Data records

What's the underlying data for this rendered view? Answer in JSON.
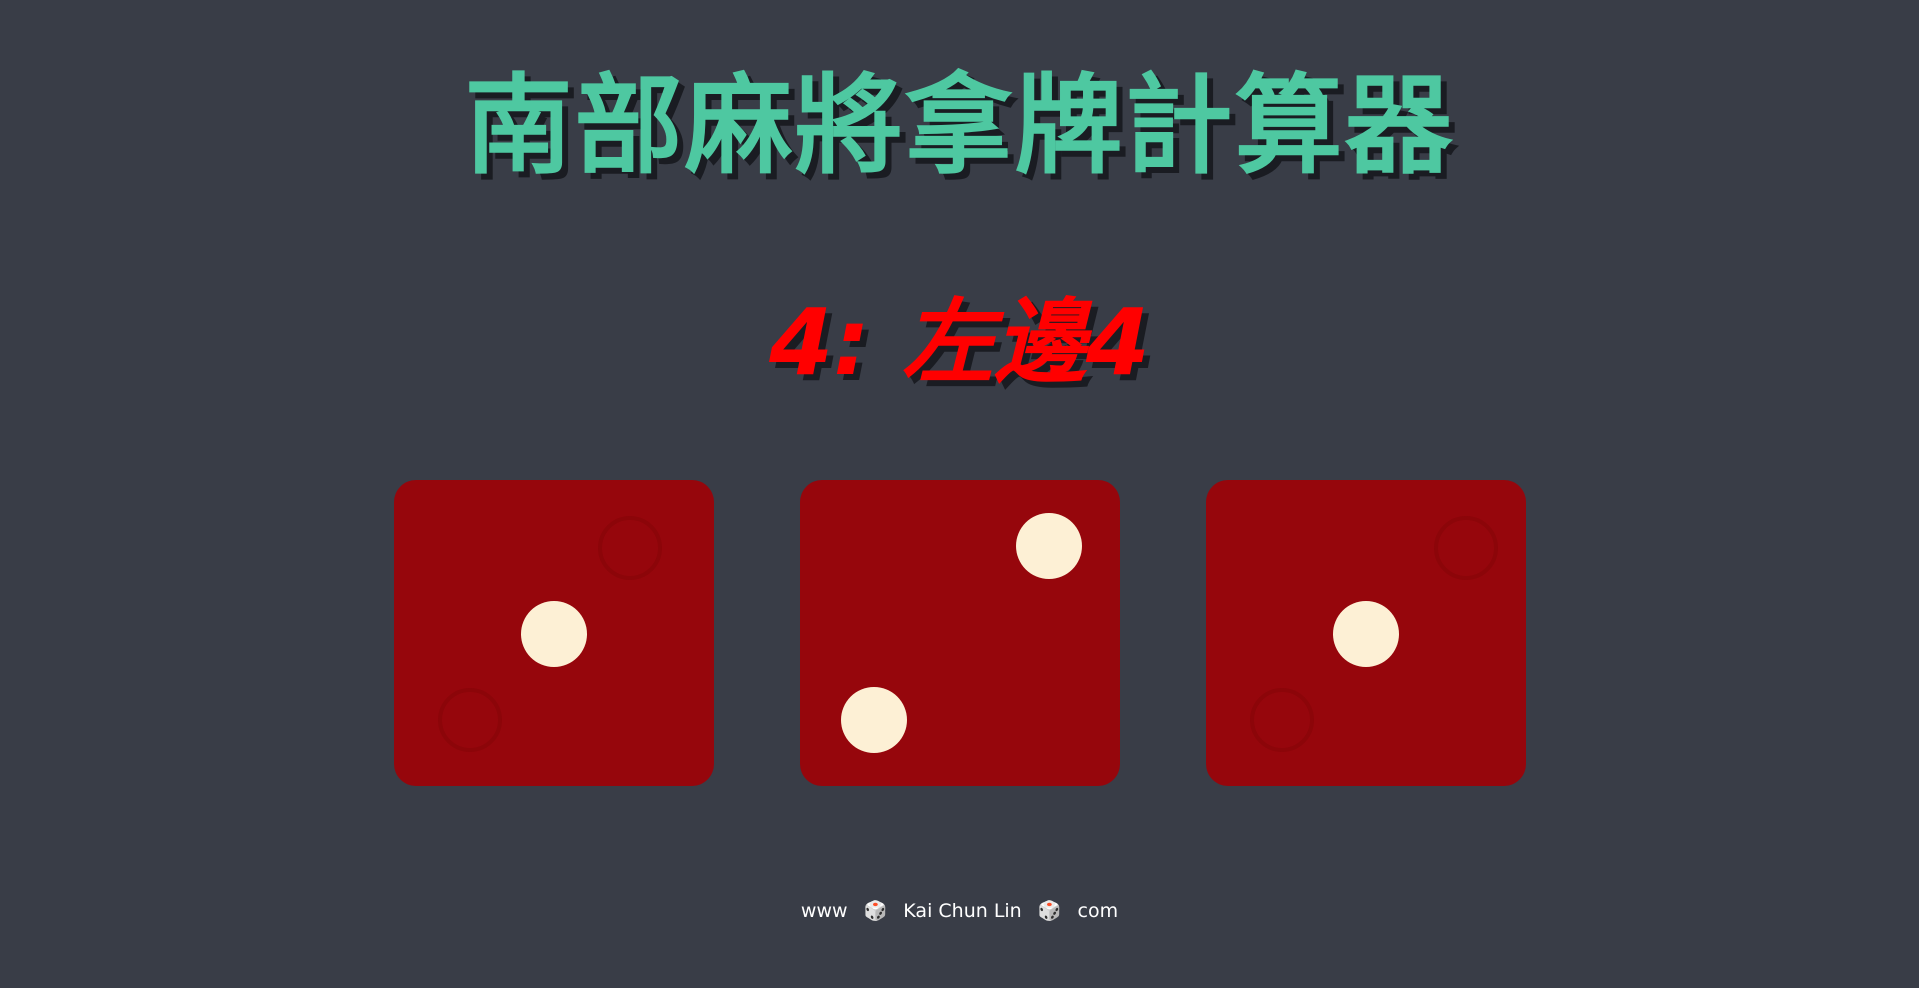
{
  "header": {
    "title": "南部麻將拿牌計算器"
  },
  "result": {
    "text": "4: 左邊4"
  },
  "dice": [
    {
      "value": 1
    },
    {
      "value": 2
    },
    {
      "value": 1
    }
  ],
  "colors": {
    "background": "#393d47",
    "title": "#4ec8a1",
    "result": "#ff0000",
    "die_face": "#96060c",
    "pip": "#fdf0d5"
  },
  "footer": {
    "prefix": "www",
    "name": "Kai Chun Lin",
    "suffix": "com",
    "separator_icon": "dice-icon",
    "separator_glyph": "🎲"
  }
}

▶ **DIRECTIVE**: Leave the pictures out and write out every entry exactly as given.

▶ **WRITTEN RESPONSE**:
What's the underlying data for this rendered view? Answer in JSON.
{
  "header": {
    "title": "南部麻將拿牌計算器"
  },
  "result": {
    "text": "4: 左邊4"
  },
  "dice": [
    {
      "value": 1
    },
    {
      "value": 2
    },
    {
      "value": 1
    }
  ],
  "colors": {
    "background": "#393d47",
    "title": "#4ec8a1",
    "result": "#ff0000",
    "die_face": "#96060c",
    "pip": "#fdf0d5"
  },
  "footer": {
    "prefix": "www",
    "name": "Kai Chun Lin",
    "suffix": "com",
    "separator_icon": "dice-icon",
    "separator_glyph": "🎲"
  }
}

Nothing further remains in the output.